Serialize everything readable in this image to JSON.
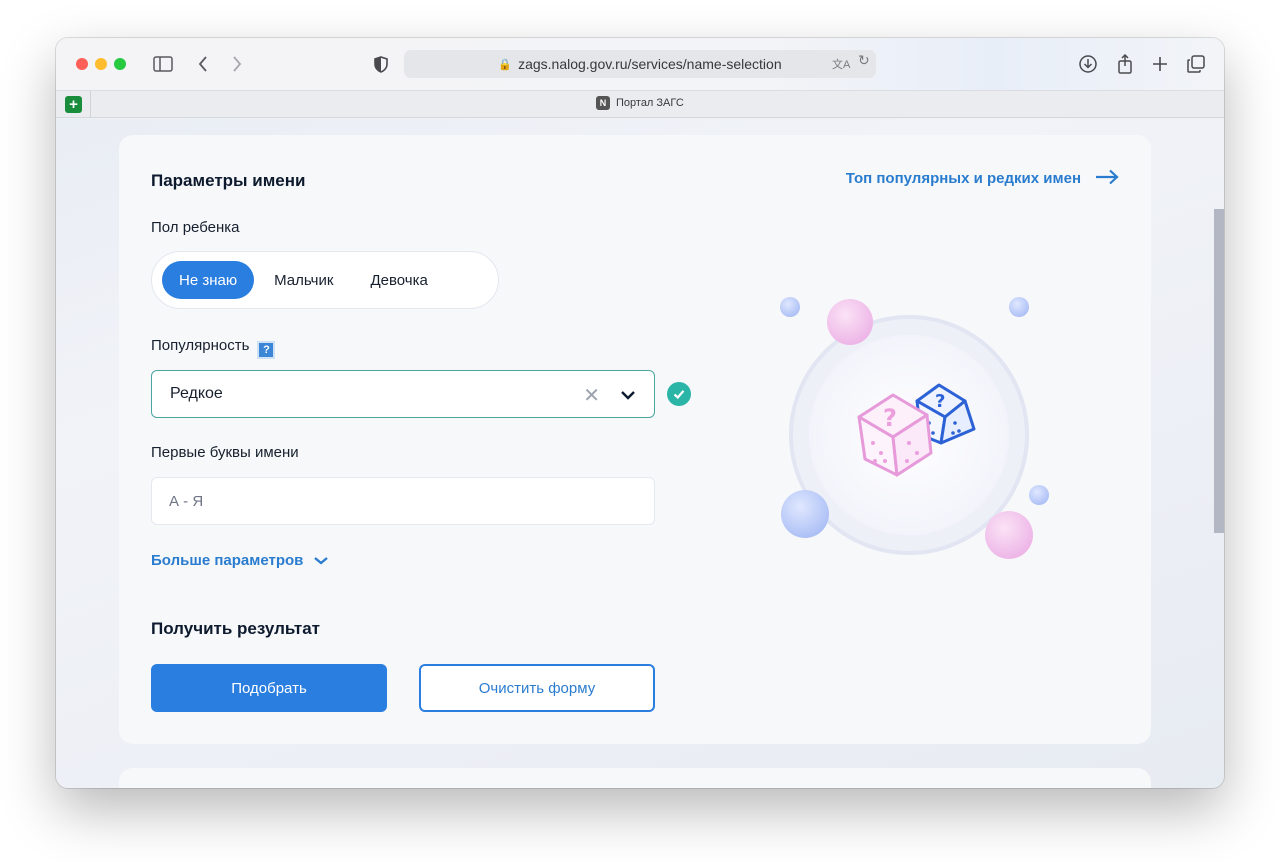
{
  "browser": {
    "url": "zags.nalog.gov.ru/services/name-selection",
    "tab_title": "Портал ЗАГС",
    "tab_favicon_letter": "N"
  },
  "form": {
    "section_title": "Параметры имени",
    "top_link": "Топ популярных и редких имен",
    "gender_label": "Пол ребенка",
    "gender_options": [
      "Не знаю",
      "Мальчик",
      "Девочка"
    ],
    "gender_selected": "Не знаю",
    "popularity_label": "Популярность",
    "popularity_value": "Редкое",
    "letters_label": "Первые буквы имени",
    "letters_placeholder": "А - Я",
    "more_params": "Больше параметров",
    "result_title": "Получить результат",
    "submit_label": "Подобрать",
    "clear_label": "Очистить форму"
  },
  "colors": {
    "accent": "#2a7ee0",
    "link": "#2a7ccf",
    "valid": "#2bb5a7"
  }
}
────────────────
Stated task:
Repeat the records in full, exactly as they appear, without the pictures.

Full output:
Serialize everything readable in this image to JSON.
{
  "browser": {
    "url": "zags.nalog.gov.ru/services/name-selection",
    "tab_title": "Портал ЗАГС",
    "tab_favicon_letter": "N"
  },
  "form": {
    "section_title": "Параметры имени",
    "top_link": "Топ популярных и редких имен",
    "gender_label": "Пол ребенка",
    "gender_options": [
      "Не знаю",
      "Мальчик",
      "Девочка"
    ],
    "gender_selected": "Не знаю",
    "popularity_label": "Популярность",
    "popularity_value": "Редкое",
    "letters_label": "Первые буквы имени",
    "letters_placeholder": "А - Я",
    "more_params": "Больше параметров",
    "result_title": "Получить результат",
    "submit_label": "Подобрать",
    "clear_label": "Очистить форму"
  },
  "colors": {
    "accent": "#2a7ee0",
    "link": "#2a7ccf",
    "valid": "#2bb5a7"
  }
}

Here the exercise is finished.